TASK TO COMPLETE: Swap "bounding boxes" for "box coordinates" in the stretch from the start of the entries through the line containing "right-card-baseline xyxy=(636,563,882,564)", and write out that stretch with nothing else changed.

Spatial annotation entries
━━━━━━━━━━━━━━━━━━━━━━━━━━━━━━

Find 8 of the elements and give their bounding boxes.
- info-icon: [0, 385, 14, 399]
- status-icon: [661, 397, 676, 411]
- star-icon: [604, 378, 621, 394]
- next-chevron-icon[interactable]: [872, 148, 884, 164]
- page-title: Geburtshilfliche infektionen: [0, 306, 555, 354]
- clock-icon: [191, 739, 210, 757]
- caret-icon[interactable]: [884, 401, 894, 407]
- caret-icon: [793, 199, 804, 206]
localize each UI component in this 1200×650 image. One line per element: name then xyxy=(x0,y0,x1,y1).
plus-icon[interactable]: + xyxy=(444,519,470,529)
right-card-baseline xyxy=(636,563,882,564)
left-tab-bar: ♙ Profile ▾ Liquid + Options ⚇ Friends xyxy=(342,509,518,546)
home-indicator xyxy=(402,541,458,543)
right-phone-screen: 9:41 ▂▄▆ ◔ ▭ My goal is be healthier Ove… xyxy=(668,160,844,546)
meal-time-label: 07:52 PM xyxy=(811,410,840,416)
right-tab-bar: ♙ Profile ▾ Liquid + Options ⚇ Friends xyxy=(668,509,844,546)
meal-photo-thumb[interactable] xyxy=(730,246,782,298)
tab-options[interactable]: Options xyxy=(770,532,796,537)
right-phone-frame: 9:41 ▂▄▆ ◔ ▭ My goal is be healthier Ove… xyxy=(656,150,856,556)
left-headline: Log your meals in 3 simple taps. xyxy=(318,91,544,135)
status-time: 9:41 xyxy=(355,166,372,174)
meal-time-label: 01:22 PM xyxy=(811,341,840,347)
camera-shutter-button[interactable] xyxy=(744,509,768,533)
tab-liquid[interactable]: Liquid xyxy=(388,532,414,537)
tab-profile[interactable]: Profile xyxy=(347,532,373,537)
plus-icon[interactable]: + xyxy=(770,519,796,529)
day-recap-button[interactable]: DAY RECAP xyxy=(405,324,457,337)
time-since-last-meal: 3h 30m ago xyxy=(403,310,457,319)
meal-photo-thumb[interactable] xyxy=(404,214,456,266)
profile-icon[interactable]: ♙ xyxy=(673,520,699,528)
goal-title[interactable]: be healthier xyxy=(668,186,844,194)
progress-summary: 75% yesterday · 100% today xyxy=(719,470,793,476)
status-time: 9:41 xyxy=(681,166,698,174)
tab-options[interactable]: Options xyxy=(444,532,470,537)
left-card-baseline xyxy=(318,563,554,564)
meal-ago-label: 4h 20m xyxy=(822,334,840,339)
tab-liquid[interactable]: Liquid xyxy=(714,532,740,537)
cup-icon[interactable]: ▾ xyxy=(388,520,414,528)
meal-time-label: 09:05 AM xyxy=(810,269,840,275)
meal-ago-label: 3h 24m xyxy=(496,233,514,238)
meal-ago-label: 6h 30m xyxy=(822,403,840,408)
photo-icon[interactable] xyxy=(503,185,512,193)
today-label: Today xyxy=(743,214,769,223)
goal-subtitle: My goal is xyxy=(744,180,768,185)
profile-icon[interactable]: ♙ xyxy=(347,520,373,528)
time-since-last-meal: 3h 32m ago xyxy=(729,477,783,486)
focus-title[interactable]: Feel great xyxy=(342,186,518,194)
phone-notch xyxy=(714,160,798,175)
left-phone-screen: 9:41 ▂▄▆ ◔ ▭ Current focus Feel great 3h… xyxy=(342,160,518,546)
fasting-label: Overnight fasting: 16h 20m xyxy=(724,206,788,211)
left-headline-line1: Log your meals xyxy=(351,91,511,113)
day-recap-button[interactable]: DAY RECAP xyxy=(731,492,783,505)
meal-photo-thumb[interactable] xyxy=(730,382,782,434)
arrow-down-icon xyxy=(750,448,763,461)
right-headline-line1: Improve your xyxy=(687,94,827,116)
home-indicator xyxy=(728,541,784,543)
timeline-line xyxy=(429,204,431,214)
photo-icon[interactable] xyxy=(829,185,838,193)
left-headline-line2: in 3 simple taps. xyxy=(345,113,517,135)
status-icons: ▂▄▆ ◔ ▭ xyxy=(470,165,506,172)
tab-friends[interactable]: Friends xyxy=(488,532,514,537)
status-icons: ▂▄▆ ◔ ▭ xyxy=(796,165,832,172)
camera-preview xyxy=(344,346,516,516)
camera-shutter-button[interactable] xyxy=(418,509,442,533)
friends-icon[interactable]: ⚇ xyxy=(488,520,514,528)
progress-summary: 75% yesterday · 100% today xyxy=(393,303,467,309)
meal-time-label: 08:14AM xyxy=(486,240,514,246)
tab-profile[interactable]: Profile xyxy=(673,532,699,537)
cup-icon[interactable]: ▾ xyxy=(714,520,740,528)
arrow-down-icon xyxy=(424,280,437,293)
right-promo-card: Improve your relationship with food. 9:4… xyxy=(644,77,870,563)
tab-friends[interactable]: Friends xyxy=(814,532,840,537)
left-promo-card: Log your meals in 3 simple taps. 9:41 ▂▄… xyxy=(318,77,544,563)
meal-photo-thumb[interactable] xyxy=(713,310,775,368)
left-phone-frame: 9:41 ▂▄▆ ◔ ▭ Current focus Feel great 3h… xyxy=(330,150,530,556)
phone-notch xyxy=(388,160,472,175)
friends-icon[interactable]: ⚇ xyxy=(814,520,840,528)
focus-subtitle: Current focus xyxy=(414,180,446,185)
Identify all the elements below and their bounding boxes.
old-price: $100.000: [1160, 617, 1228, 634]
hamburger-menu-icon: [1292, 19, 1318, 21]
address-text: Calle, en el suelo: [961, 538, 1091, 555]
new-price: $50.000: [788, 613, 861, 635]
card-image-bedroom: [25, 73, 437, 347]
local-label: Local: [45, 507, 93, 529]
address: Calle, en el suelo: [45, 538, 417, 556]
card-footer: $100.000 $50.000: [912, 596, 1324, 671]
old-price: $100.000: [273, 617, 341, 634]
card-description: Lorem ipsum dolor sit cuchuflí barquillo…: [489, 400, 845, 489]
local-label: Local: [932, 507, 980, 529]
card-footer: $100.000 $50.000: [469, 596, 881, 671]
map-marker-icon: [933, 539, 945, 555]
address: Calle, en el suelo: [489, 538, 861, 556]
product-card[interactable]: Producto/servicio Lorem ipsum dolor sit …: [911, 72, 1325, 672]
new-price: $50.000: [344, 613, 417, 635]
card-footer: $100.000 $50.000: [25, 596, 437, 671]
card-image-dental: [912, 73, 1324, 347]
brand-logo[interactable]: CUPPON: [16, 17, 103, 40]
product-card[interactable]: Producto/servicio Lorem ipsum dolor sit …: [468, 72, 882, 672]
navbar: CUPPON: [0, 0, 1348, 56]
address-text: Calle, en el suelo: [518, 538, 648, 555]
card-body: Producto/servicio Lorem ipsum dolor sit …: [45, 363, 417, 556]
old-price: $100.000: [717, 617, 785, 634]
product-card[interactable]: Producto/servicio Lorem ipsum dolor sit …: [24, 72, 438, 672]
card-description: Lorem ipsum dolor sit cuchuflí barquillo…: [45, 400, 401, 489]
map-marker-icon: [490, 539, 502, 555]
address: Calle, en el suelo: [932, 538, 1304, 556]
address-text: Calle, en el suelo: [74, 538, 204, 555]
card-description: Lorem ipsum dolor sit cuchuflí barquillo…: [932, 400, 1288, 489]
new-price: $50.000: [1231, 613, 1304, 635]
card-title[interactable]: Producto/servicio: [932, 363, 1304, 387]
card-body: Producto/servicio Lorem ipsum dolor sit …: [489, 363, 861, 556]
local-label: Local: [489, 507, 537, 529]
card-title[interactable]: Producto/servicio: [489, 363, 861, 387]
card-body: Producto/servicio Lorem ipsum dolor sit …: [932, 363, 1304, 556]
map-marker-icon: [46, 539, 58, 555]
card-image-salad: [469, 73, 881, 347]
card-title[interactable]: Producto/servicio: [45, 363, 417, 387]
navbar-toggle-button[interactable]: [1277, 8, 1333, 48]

━━━━━━━━━━━━━━━━━━━━━━━━━━━━━━

THE RESPONSE:
Find 8 of the elements and give their box coordinates.
- info-icon: [0, 385, 14, 399]
- status-icon: [661, 397, 676, 411]
- star-icon: [604, 378, 621, 394]
- next-chevron-icon[interactable]: [872, 148, 884, 164]
- page-title: Geburtshilfliche infektionen: [0, 306, 555, 354]
- clock-icon: [191, 739, 210, 757]
- caret-icon[interactable]: [884, 401, 894, 407]
- caret-icon: [793, 199, 804, 206]
localize each UI component in this 1200×650 image. One line per element: name then xyxy=(x0,y0,x1,y1).
plus-icon[interactable]: + xyxy=(444,519,470,529)
right-card-baseline xyxy=(636,563,882,564)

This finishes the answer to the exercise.